Instruction → Print, please, the line that contains "Extract all readable text from this page." and each line after it to the end of the entries, unchanged and with nothing else.

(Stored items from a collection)
>> begin
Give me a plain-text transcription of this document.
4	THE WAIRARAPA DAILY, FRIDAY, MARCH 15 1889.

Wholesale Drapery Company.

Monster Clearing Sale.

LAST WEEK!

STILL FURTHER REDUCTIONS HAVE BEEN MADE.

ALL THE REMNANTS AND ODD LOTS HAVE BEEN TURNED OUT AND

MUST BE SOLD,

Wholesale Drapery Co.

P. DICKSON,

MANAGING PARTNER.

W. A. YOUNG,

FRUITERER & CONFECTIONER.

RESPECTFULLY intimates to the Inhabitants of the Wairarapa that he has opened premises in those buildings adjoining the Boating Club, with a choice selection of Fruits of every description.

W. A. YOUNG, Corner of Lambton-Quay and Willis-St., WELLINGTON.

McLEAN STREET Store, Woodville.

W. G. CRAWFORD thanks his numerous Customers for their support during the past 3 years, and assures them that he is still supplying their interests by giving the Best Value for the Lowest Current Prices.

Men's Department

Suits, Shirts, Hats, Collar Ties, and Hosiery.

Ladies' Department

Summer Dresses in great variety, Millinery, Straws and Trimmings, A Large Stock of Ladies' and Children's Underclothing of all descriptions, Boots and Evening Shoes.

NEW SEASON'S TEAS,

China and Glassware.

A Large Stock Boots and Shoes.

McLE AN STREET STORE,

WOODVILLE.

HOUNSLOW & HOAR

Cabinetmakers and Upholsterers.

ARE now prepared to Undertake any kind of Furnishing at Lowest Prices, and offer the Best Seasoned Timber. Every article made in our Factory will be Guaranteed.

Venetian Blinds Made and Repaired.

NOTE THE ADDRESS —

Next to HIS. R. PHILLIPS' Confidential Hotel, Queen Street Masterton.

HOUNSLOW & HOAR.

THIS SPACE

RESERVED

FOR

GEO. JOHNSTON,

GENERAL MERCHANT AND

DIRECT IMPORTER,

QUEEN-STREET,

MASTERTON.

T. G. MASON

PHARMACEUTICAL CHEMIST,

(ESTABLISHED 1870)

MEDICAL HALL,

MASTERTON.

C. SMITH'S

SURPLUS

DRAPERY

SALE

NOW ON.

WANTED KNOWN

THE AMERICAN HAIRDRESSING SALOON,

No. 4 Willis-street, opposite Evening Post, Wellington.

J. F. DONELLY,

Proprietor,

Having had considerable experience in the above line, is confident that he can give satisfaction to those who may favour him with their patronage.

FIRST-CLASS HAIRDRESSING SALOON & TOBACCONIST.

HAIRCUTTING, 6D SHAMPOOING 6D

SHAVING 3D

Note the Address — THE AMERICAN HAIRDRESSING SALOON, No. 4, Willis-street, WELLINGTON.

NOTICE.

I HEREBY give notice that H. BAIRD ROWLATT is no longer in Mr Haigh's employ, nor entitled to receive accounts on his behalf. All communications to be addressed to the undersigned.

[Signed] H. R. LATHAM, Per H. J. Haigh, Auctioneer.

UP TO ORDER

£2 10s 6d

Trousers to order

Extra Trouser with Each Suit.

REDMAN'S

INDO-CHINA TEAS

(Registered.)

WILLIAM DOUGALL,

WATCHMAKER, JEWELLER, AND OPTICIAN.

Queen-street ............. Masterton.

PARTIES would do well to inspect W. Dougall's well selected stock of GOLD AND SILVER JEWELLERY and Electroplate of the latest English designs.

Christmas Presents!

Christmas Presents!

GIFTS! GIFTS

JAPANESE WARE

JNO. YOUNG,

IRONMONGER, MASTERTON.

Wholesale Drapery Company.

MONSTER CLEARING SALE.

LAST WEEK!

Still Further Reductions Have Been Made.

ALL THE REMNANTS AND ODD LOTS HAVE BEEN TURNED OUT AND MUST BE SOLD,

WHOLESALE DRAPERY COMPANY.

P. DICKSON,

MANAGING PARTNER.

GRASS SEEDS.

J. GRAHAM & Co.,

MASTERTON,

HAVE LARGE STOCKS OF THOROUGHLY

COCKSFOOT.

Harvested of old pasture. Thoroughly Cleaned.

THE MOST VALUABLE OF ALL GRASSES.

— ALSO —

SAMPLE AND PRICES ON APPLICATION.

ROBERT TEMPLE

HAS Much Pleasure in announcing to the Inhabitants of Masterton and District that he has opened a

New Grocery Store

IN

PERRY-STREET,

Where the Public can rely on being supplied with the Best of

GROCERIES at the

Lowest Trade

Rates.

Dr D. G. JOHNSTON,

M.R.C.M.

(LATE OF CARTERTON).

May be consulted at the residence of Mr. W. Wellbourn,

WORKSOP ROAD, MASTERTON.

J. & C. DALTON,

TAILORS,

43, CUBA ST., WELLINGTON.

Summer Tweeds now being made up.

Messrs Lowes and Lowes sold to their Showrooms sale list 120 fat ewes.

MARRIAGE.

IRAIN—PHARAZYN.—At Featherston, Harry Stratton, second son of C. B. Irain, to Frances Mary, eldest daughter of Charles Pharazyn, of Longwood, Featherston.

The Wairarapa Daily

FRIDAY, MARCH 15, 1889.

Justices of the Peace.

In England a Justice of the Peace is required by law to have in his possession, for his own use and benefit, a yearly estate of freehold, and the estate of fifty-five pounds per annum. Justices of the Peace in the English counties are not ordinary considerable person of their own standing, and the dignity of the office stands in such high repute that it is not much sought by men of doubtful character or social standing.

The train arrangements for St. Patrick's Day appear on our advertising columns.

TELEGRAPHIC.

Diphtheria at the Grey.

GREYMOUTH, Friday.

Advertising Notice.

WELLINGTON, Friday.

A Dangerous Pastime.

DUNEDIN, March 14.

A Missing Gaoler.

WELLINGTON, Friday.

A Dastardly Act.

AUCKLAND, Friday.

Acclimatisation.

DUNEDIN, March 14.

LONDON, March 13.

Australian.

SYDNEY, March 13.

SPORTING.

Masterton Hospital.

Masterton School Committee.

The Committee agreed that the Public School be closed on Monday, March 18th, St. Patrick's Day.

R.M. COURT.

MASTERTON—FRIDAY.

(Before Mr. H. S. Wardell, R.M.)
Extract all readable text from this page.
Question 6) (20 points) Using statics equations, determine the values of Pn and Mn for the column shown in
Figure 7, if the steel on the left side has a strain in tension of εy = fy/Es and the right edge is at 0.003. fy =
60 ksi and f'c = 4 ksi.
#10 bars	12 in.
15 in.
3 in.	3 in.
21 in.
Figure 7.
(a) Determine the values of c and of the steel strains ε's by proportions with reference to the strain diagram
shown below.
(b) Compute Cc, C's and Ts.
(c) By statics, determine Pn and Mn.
>> end
Reply to the task →
Extract all readable text from this page.
Question 6) (20 points) Using statics equations, determine the values of Pn and Mn for the column shown in
Figure 7, if the steel on the left side has a strain in tension of εy = fy/Es and the right edge is at 0.003. fy =
60 ksi and f'c = 4 ksi.
#10 bars	12 in.
15 in.
3 in.	3 in.
21 in.
Figure 7.
(a) Determine the values of c and of the steel strains ε's by proportions with reference to the strain diagram
shown below.
(b) Compute Cc, C's and Ts.
(c) By statics, determine Pn and Mn.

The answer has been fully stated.